◆ WRITTEN INSTRUCTION: Please give the entries again in full and exactly, without any picture.

◆ ENTRIES:
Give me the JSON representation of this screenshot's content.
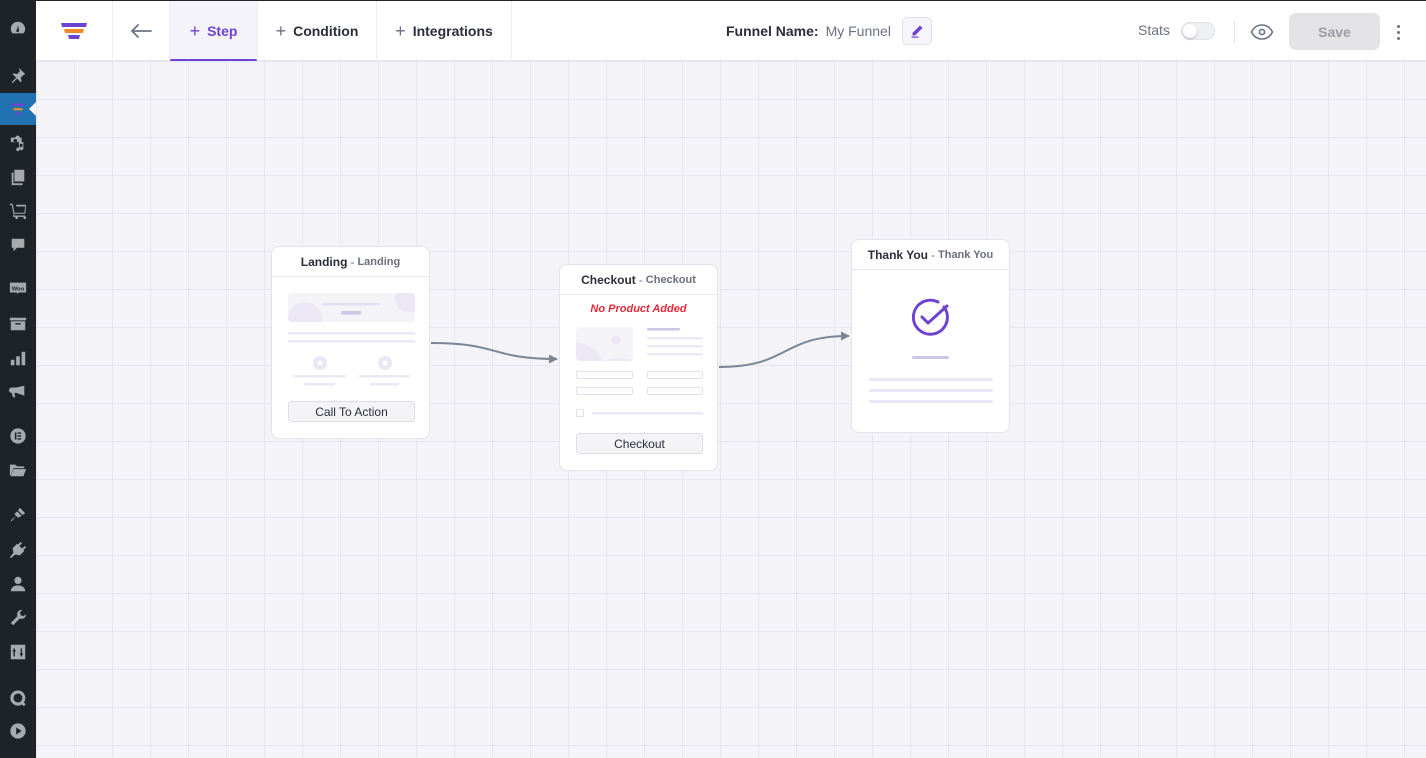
{
  "sidebar": {
    "items": [
      {
        "icon": "dashboard-icon"
      },
      {
        "icon": "pin-icon"
      },
      {
        "icon": "funnel-icon",
        "active": true
      },
      {
        "icon": "media-icon"
      },
      {
        "icon": "pages-icon"
      },
      {
        "icon": "cart-icon"
      },
      {
        "icon": "comments-icon"
      },
      {
        "icon": "woo-icon",
        "label": "Woo"
      },
      {
        "icon": "archive-icon"
      },
      {
        "icon": "analytics-icon"
      },
      {
        "icon": "megaphone-icon"
      },
      {
        "icon": "elementor-icon"
      },
      {
        "icon": "folder-icon"
      },
      {
        "icon": "brush-icon"
      },
      {
        "icon": "plugin-icon"
      },
      {
        "icon": "user-icon"
      },
      {
        "icon": "wrench-icon"
      },
      {
        "icon": "settings-sliders-icon"
      },
      {
        "icon": "q-icon"
      },
      {
        "icon": "play-icon"
      }
    ]
  },
  "toolbar": {
    "tabs": [
      {
        "label": "Step",
        "active": true
      },
      {
        "label": "Condition"
      },
      {
        "label": "Integrations"
      }
    ],
    "funnel_name_label": "Funnel Name:",
    "funnel_name_value": "My Funnel",
    "stats_label": "Stats",
    "stats_enabled": false,
    "save_label": "Save",
    "accent_color": "#6e42d3"
  },
  "canvas": {
    "nodes": [
      {
        "title": "Landing",
        "separator": "-",
        "type": "Landing",
        "button": "Call To Action"
      },
      {
        "title": "Checkout",
        "separator": "-",
        "type": "Checkout",
        "warning": "No Product Added",
        "button": "Checkout"
      },
      {
        "title": "Thank You",
        "separator": "-",
        "type": "Thank You"
      }
    ],
    "edges": [
      {
        "from": "Landing",
        "to": "Checkout"
      },
      {
        "from": "Checkout",
        "to": "Thank You"
      }
    ],
    "edge_color": "#7a8694",
    "warning_color": "#e02a3c"
  }
}
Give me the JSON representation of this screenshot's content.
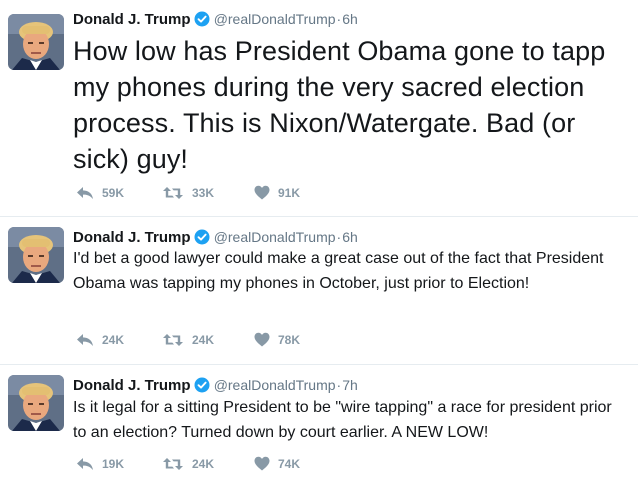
{
  "colors": {
    "verified": "#1da1f2",
    "meta": "#657786",
    "action": "#8899a6",
    "divider": "#e6ecf0"
  },
  "tweets": [
    {
      "name": "Donald J. Trump",
      "handle": "@realDonaldTrump",
      "separator": "·",
      "time": "6h",
      "text": "How low has President Obama gone to tapp my phones during the very sacred election process. This is Nixon/Watergate. Bad (or sick) guy!",
      "replies": "59K",
      "retweets": "33K",
      "likes": "91K",
      "icons": [
        "reply-icon",
        "retweet-icon",
        "heart-icon"
      ]
    },
    {
      "name": "Donald J. Trump",
      "handle": "@realDonaldTrump",
      "separator": "·",
      "time": "6h",
      "text": "I'd bet a good lawyer could make a great case out of the fact that President Obama was tapping my phones in October, just prior to Election!",
      "replies": "24K",
      "retweets": "24K",
      "likes": "78K",
      "icons": [
        "reply-icon",
        "retweet-icon",
        "heart-icon"
      ]
    },
    {
      "name": "Donald J. Trump",
      "handle": "@realDonaldTrump",
      "separator": "·",
      "time": "7h",
      "text": "Is it legal for a sitting President to be \"wire tapping\" a race for president prior to an election? Turned down by court earlier. A NEW LOW!",
      "replies": "19K",
      "retweets": "24K",
      "likes": "74K",
      "icons": [
        "reply-icon",
        "retweet-icon",
        "heart-icon"
      ]
    }
  ]
}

◆ PROBLEM SOLUTION:
Give me the JSON representation of this screenshot's content.
{
  "sidebar": {
    "items": [
      {
        "icon": "dashboard-icon"
      },
      {
        "icon": "pin-icon"
      },
      {
        "icon": "funnel-icon",
        "active": true
      },
      {
        "icon": "media-icon"
      },
      {
        "icon": "pages-icon"
      },
      {
        "icon": "cart-icon"
      },
      {
        "icon": "comments-icon"
      },
      {
        "icon": "woo-icon",
        "label": "Woo"
      },
      {
        "icon": "archive-icon"
      },
      {
        "icon": "analytics-icon"
      },
      {
        "icon": "megaphone-icon"
      },
      {
        "icon": "elementor-icon"
      },
      {
        "icon": "folder-icon"
      },
      {
        "icon": "brush-icon"
      },
      {
        "icon": "plugin-icon"
      },
      {
        "icon": "user-icon"
      },
      {
        "icon": "wrench-icon"
      },
      {
        "icon": "settings-sliders-icon"
      },
      {
        "icon": "q-icon"
      },
      {
        "icon": "play-icon"
      }
    ]
  },
  "toolbar": {
    "tabs": [
      {
        "label": "Step",
        "active": true
      },
      {
        "label": "Condition"
      },
      {
        "label": "Integrations"
      }
    ],
    "funnel_name_label": "Funnel Name:",
    "funnel_name_value": "My Funnel",
    "stats_label": "Stats",
    "stats_enabled": false,
    "save_label": "Save",
    "accent_color": "#6e42d3"
  },
  "canvas": {
    "nodes": [
      {
        "title": "Landing",
        "separator": "-",
        "type": "Landing",
        "button": "Call To Action"
      },
      {
        "title": "Checkout",
        "separator": "-",
        "type": "Checkout",
        "warning": "No Product Added",
        "button": "Checkout"
      },
      {
        "title": "Thank You",
        "separator": "-",
        "type": "Thank You"
      }
    ],
    "edges": [
      {
        "from": "Landing",
        "to": "Checkout"
      },
      {
        "from": "Checkout",
        "to": "Thank You"
      }
    ],
    "edge_color": "#7a8694",
    "warning_color": "#e02a3c"
  }
}
Give me the JSON representation of this screenshot's content.
{
  "colors": {
    "verified": "#1da1f2",
    "meta": "#657786",
    "action": "#8899a6",
    "divider": "#e6ecf0"
  },
  "tweets": [
    {
      "name": "Donald J. Trump",
      "handle": "@realDonaldTrump",
      "separator": "·",
      "time": "6h",
      "text": "How low has President Obama gone to tapp my phones during the very sacred election process. This is Nixon/Watergate. Bad (or sick) guy!",
      "replies": "59K",
      "retweets": "33K",
      "likes": "91K",
      "icons": [
        "reply-icon",
        "retweet-icon",
        "heart-icon"
      ]
    },
    {
      "name": "Donald J. Trump",
      "handle": "@realDonaldTrump",
      "separator": "·",
      "time": "6h",
      "text": "I'd bet a good lawyer could make a great case out of the fact that President Obama was tapping my phones in October, just prior to Election!",
      "replies": "24K",
      "retweets": "24K",
      "likes": "78K",
      "icons": [
        "reply-icon",
        "retweet-icon",
        "heart-icon"
      ]
    },
    {
      "name": "Donald J. Trump",
      "handle": "@realDonaldTrump",
      "separator": "·",
      "time": "7h",
      "text": "Is it legal for a sitting President to be \"wire tapping\" a race for president prior to an election? Turned down by court earlier. A NEW LOW!",
      "replies": "19K",
      "retweets": "24K",
      "likes": "74K",
      "icons": [
        "reply-icon",
        "retweet-icon",
        "heart-icon"
      ]
    }
  ]
}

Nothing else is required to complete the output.